Directions for this task:
Pull out all lines from the listing below in which the word "TradingView" appears.

Records for this exercise:

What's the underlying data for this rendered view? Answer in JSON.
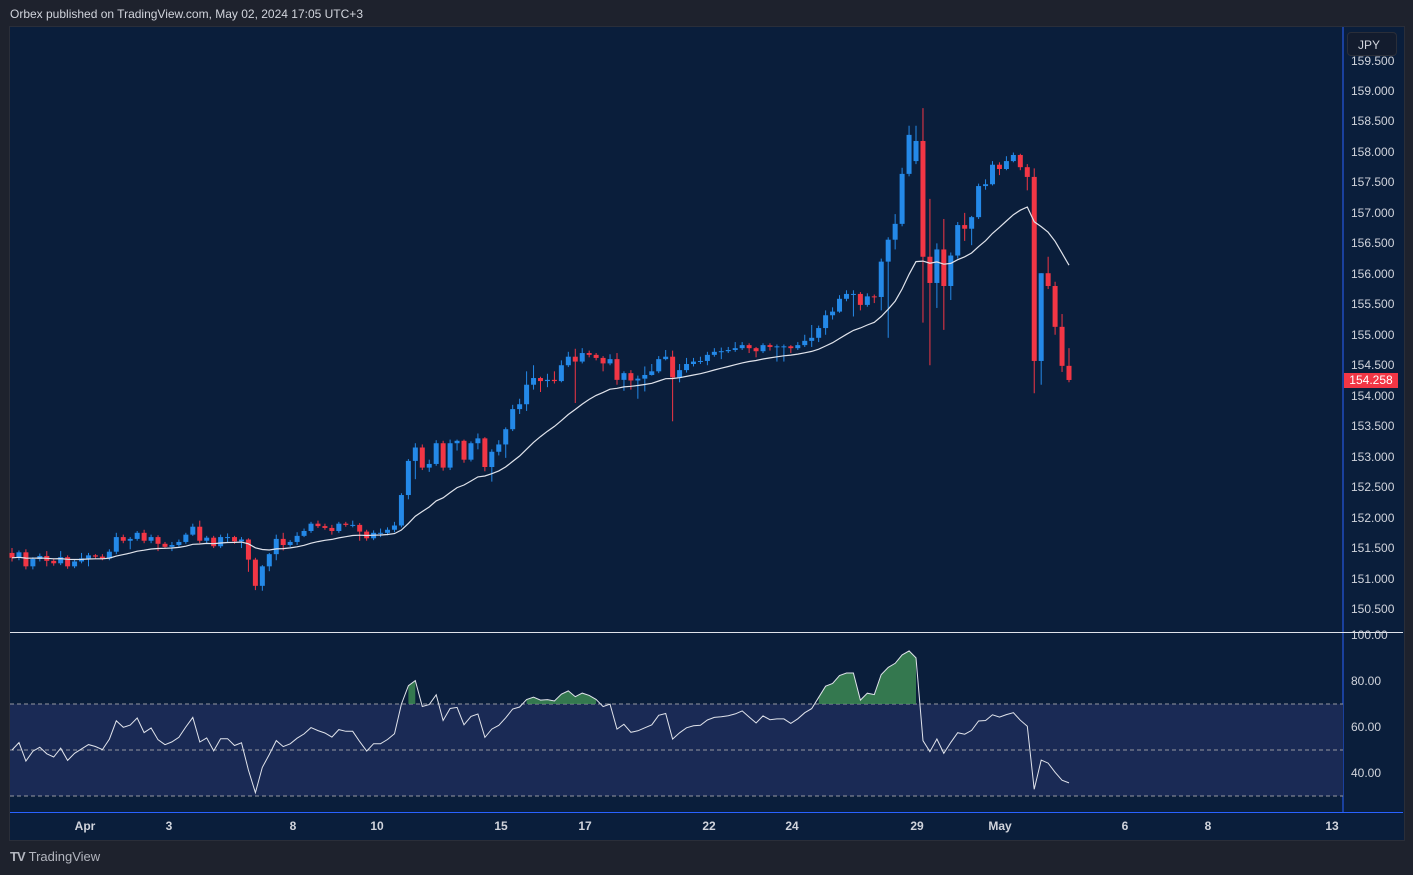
{
  "header": {
    "text": "Orbex published on TradingView.com, May 02, 2024 17:05 UTC+3"
  },
  "footer": {
    "brand": "TradingView",
    "logo_text": "TV"
  },
  "price_scale": {
    "currency": "JPY",
    "last_price": "154.258"
  },
  "colors": {
    "background": "#0a1e3b",
    "up": "#2489e8",
    "down": "#f23645",
    "ma_line": "#e0e3eb",
    "rsi_line": "#e0e3eb",
    "rsi_band": "#1a2a55",
    "rsi_overbought_fill": "#3f8f55",
    "last_price_label": "#f23645"
  },
  "chart_data": [
    {
      "type": "candlestick",
      "title": "",
      "y_ticks": [
        "159.500",
        "159.000",
        "158.500",
        "158.000",
        "157.500",
        "157.000",
        "156.500",
        "156.000",
        "155.500",
        "155.000",
        "154.500",
        "154.000",
        "153.500",
        "153.000",
        "152.500",
        "152.000",
        "151.500",
        "151.000",
        "150.500"
      ],
      "ylim": [
        150.3,
        159.55
      ],
      "x_ticks": [
        "Apr",
        "3",
        "8",
        "10",
        "15",
        "17",
        "22",
        "24",
        "29",
        "May",
        "6",
        "8",
        "13"
      ],
      "grid": false,
      "overlay": "moving average (white line)",
      "candles_ohlc": [
        [
          151.42,
          151.5,
          151.28,
          151.34
        ],
        [
          151.34,
          151.46,
          151.3,
          151.43
        ],
        [
          151.43,
          151.48,
          151.15,
          151.2
        ],
        [
          151.2,
          151.35,
          151.15,
          151.32
        ],
        [
          151.32,
          151.41,
          151.28,
          151.37
        ],
        [
          151.37,
          151.45,
          151.2,
          151.29
        ],
        [
          151.29,
          151.33,
          151.21,
          151.25
        ],
        [
          151.25,
          151.45,
          151.22,
          151.35
        ],
        [
          151.35,
          151.38,
          151.16,
          151.2
        ],
        [
          151.2,
          151.31,
          151.17,
          151.28
        ],
        [
          151.28,
          151.42,
          151.25,
          151.33
        ],
        [
          151.33,
          151.42,
          151.2,
          151.38
        ],
        [
          151.38,
          151.4,
          151.33,
          151.36
        ],
        [
          151.36,
          151.4,
          151.3,
          151.33
        ],
        [
          151.33,
          151.48,
          151.3,
          151.44
        ],
        [
          151.44,
          151.75,
          151.4,
          151.68
        ],
        [
          151.68,
          151.72,
          151.58,
          151.62
        ],
        [
          151.62,
          151.68,
          151.48,
          151.65
        ],
        [
          151.65,
          151.78,
          151.62,
          151.75
        ],
        [
          151.75,
          151.8,
          151.58,
          151.62
        ],
        [
          151.62,
          151.72,
          151.58,
          151.68
        ],
        [
          151.68,
          151.71,
          151.45,
          151.57
        ],
        [
          151.57,
          151.6,
          151.5,
          151.52
        ],
        [
          151.52,
          151.6,
          151.45,
          151.55
        ],
        [
          151.55,
          151.64,
          151.52,
          151.6
        ],
        [
          151.6,
          151.75,
          151.57,
          151.72
        ],
        [
          151.72,
          151.9,
          151.7,
          151.85
        ],
        [
          151.85,
          151.95,
          151.58,
          151.62
        ],
        [
          151.62,
          151.7,
          151.58,
          151.67
        ],
        [
          151.67,
          151.7,
          151.5,
          151.53
        ],
        [
          151.53,
          151.72,
          151.5,
          151.68
        ],
        [
          151.68,
          151.74,
          151.6,
          151.68
        ],
        [
          151.68,
          151.7,
          151.57,
          151.61
        ],
        [
          151.61,
          151.68,
          151.5,
          151.64
        ],
        [
          151.64,
          151.66,
          151.11,
          151.31
        ],
        [
          151.31,
          151.34,
          150.81,
          150.88
        ],
        [
          150.88,
          151.22,
          150.8,
          151.2
        ],
        [
          151.2,
          151.42,
          151.12,
          151.4
        ],
        [
          151.4,
          151.72,
          151.3,
          151.65
        ],
        [
          151.65,
          151.75,
          151.46,
          151.55
        ],
        [
          151.55,
          151.63,
          151.52,
          151.6
        ],
        [
          151.6,
          151.76,
          151.55,
          151.7
        ],
        [
          151.7,
          151.82,
          151.68,
          151.78
        ],
        [
          151.78,
          151.93,
          151.75,
          151.9
        ],
        [
          151.9,
          151.95,
          151.83,
          151.86
        ],
        [
          151.86,
          151.9,
          151.8,
          151.83
        ],
        [
          151.83,
          151.88,
          151.72,
          151.78
        ],
        [
          151.78,
          151.93,
          151.75,
          151.9
        ],
        [
          151.9,
          151.93,
          151.85,
          151.88
        ],
        [
          151.88,
          151.95,
          151.84,
          151.88
        ],
        [
          151.88,
          151.91,
          151.62,
          151.77
        ],
        [
          151.77,
          151.8,
          151.62,
          151.66
        ],
        [
          151.66,
          151.79,
          151.63,
          151.75
        ],
        [
          151.75,
          151.82,
          151.68,
          151.75
        ],
        [
          151.75,
          151.84,
          151.71,
          151.8
        ],
        [
          151.8,
          151.93,
          151.76,
          151.87
        ],
        [
          151.87,
          152.4,
          151.84,
          152.37
        ],
        [
          152.37,
          152.96,
          152.3,
          152.93
        ],
        [
          152.93,
          153.22,
          152.63,
          153.15
        ],
        [
          153.15,
          153.2,
          152.78,
          152.82
        ],
        [
          152.82,
          152.95,
          152.75,
          152.88
        ],
        [
          152.88,
          153.27,
          152.85,
          153.22
        ],
        [
          153.22,
          153.26,
          152.77,
          152.82
        ],
        [
          152.82,
          153.28,
          152.78,
          153.22
        ],
        [
          153.22,
          153.28,
          153.1,
          153.26
        ],
        [
          153.26,
          153.28,
          152.9,
          152.95
        ],
        [
          152.95,
          153.25,
          152.92,
          153.22
        ],
        [
          153.22,
          153.38,
          153.12,
          153.3
        ],
        [
          153.3,
          153.32,
          152.76,
          152.83
        ],
        [
          152.83,
          153.12,
          152.59,
          153.08
        ],
        [
          153.08,
          153.27,
          153.02,
          153.2
        ],
        [
          153.2,
          153.48,
          152.98,
          153.45
        ],
        [
          153.45,
          153.85,
          153.42,
          153.78
        ],
        [
          153.78,
          153.95,
          153.7,
          153.86
        ],
        [
          153.86,
          154.4,
          153.75,
          154.18
        ],
        [
          154.18,
          154.5,
          154.1,
          154.29
        ],
        [
          154.29,
          154.31,
          154.06,
          154.24
        ],
        [
          154.24,
          154.36,
          154.14,
          154.26
        ],
        [
          154.26,
          154.4,
          154.2,
          154.24
        ],
        [
          154.24,
          154.58,
          154.22,
          154.5
        ],
        [
          154.5,
          154.72,
          154.47,
          154.64
        ],
        [
          154.64,
          154.77,
          153.88,
          154.56
        ],
        [
          154.56,
          154.78,
          154.53,
          154.7
        ],
        [
          154.7,
          154.74,
          154.63,
          154.67
        ],
        [
          154.67,
          154.7,
          154.58,
          154.62
        ],
        [
          154.62,
          154.65,
          154.4,
          154.53
        ],
        [
          154.53,
          154.68,
          154.5,
          154.6
        ],
        [
          154.6,
          154.7,
          154.18,
          154.26
        ],
        [
          154.26,
          154.4,
          154.08,
          154.37
        ],
        [
          154.37,
          154.42,
          154.1,
          154.25
        ],
        [
          154.25,
          154.33,
          153.95,
          154.28
        ],
        [
          154.28,
          154.48,
          154.07,
          154.34
        ],
        [
          154.34,
          154.52,
          154.33,
          154.4
        ],
        [
          154.4,
          154.65,
          154.37,
          154.6
        ],
        [
          154.6,
          154.75,
          154.58,
          154.64
        ],
        [
          154.64,
          154.74,
          153.58,
          154.3
        ],
        [
          154.3,
          154.52,
          154.22,
          154.42
        ],
        [
          154.42,
          154.62,
          154.38,
          154.52
        ],
        [
          154.52,
          154.62,
          154.48,
          154.56
        ],
        [
          154.56,
          154.64,
          154.52,
          154.57
        ],
        [
          154.57,
          154.72,
          154.5,
          154.67
        ],
        [
          154.67,
          154.78,
          154.64,
          154.72
        ],
        [
          154.72,
          154.79,
          154.6,
          154.73
        ],
        [
          154.73,
          154.8,
          154.7,
          154.75
        ],
        [
          154.75,
          154.88,
          154.72,
          154.78
        ],
        [
          154.78,
          154.88,
          154.75,
          154.83
        ],
        [
          154.83,
          154.86,
          154.7,
          154.78
        ],
        [
          154.78,
          154.8,
          154.63,
          154.73
        ],
        [
          154.73,
          154.86,
          154.7,
          154.83
        ],
        [
          154.83,
          154.86,
          154.74,
          154.8
        ],
        [
          154.8,
          154.84,
          154.56,
          154.81
        ],
        [
          154.81,
          154.84,
          154.56,
          154.81
        ],
        [
          154.81,
          154.83,
          154.7,
          154.78
        ],
        [
          154.78,
          154.88,
          154.75,
          154.83
        ],
        [
          154.83,
          155.0,
          154.8,
          154.9
        ],
        [
          154.9,
          155.16,
          154.8,
          154.95
        ],
        [
          154.95,
          155.15,
          154.88,
          155.11
        ],
        [
          155.11,
          155.4,
          155.0,
          155.32
        ],
        [
          155.32,
          155.45,
          155.25,
          155.38
        ],
        [
          155.38,
          155.65,
          155.36,
          155.59
        ],
        [
          155.59,
          155.73,
          155.55,
          155.67
        ],
        [
          155.67,
          155.73,
          155.3,
          155.67
        ],
        [
          155.67,
          155.7,
          155.4,
          155.49
        ],
        [
          155.49,
          155.68,
          155.46,
          155.63
        ],
        [
          155.63,
          155.66,
          155.52,
          155.62
        ],
        [
          155.62,
          156.25,
          155.4,
          156.2
        ],
        [
          156.2,
          156.6,
          154.95,
          156.56
        ],
        [
          156.56,
          156.98,
          156.4,
          156.82
        ],
        [
          156.82,
          157.74,
          156.78,
          157.64
        ],
        [
          157.64,
          158.43,
          157.6,
          158.28
        ],
        [
          157.85,
          158.43,
          157.8,
          158.18
        ],
        [
          158.18,
          158.72,
          155.2,
          156.28
        ],
        [
          156.28,
          157.23,
          154.5,
          155.85
        ],
        [
          155.85,
          156.5,
          155.44,
          156.4
        ],
        [
          156.4,
          156.9,
          155.08,
          155.8
        ],
        [
          155.8,
          156.35,
          155.57,
          156.3
        ],
        [
          156.3,
          156.85,
          156.25,
          156.8
        ],
        [
          156.8,
          157.0,
          156.54,
          156.74
        ],
        [
          156.74,
          156.95,
          156.47,
          156.93
        ],
        [
          156.93,
          157.48,
          156.9,
          157.44
        ],
        [
          157.44,
          157.55,
          157.38,
          157.47
        ],
        [
          157.47,
          157.85,
          157.45,
          157.79
        ],
        [
          157.79,
          157.83,
          157.62,
          157.72
        ],
        [
          157.72,
          157.93,
          157.7,
          157.85
        ],
        [
          157.85,
          157.99,
          157.83,
          157.95
        ],
        [
          157.95,
          157.97,
          157.7,
          157.75
        ],
        [
          157.75,
          157.8,
          157.37,
          157.59
        ],
        [
          157.59,
          157.73,
          154.04,
          154.57
        ],
        [
          154.57,
          156.01,
          154.18,
          156.01
        ],
        [
          156.01,
          156.28,
          155.75,
          155.8
        ],
        [
          155.8,
          155.87,
          155.0,
          155.13
        ],
        [
          155.13,
          155.34,
          154.39,
          154.49
        ],
        [
          154.49,
          154.78,
          154.22,
          154.258
        ]
      ]
    },
    {
      "type": "line",
      "title": "",
      "indicator": "RSI",
      "y_ticks": [
        "100.00",
        "80.00",
        "60.00",
        "40.00"
      ],
      "ylim": [
        20,
        100
      ],
      "levels": [
        70,
        50,
        30
      ],
      "band": [
        30,
        70
      ]
    }
  ]
}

Result for this task:
    "text": "Orbex published on TradingView.com, May 02, 2024 17:05 UTC+3"
    "brand": "TradingView",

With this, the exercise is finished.